» **Task brief**
Copy out each line of the listing that has the word "feeling" in it.

» **Provided data**

--

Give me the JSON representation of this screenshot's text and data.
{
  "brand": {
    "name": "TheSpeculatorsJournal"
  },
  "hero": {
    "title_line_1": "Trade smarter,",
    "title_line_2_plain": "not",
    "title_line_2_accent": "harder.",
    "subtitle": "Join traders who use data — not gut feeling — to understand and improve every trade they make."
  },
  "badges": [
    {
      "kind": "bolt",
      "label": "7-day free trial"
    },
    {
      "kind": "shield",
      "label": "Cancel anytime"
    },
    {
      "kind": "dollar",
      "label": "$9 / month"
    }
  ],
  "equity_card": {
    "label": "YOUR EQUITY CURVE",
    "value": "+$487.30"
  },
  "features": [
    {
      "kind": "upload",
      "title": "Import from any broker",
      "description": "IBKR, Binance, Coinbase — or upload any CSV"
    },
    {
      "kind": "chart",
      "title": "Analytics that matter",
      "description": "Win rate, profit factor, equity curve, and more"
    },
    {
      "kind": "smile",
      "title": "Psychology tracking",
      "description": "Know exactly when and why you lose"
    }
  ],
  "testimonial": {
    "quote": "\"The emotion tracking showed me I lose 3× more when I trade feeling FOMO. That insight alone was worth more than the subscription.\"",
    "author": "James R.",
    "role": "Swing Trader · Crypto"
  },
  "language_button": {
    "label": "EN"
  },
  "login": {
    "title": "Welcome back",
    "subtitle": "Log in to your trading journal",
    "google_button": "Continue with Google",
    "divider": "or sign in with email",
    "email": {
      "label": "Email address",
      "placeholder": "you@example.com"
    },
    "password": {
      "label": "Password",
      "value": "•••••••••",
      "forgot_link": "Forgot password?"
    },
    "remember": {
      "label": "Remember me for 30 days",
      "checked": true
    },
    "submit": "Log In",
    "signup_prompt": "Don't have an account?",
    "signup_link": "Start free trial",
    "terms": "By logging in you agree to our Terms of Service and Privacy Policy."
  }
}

--

» **In response**
    "subtitle": "Join traders who use data — not gut feeling — to understand and improve every trade they make."
    "quote": "\"The emotion tracking showed me I lose 3× more when I trade feeling FOMO. That insight alone was worth more than the subscription.\"",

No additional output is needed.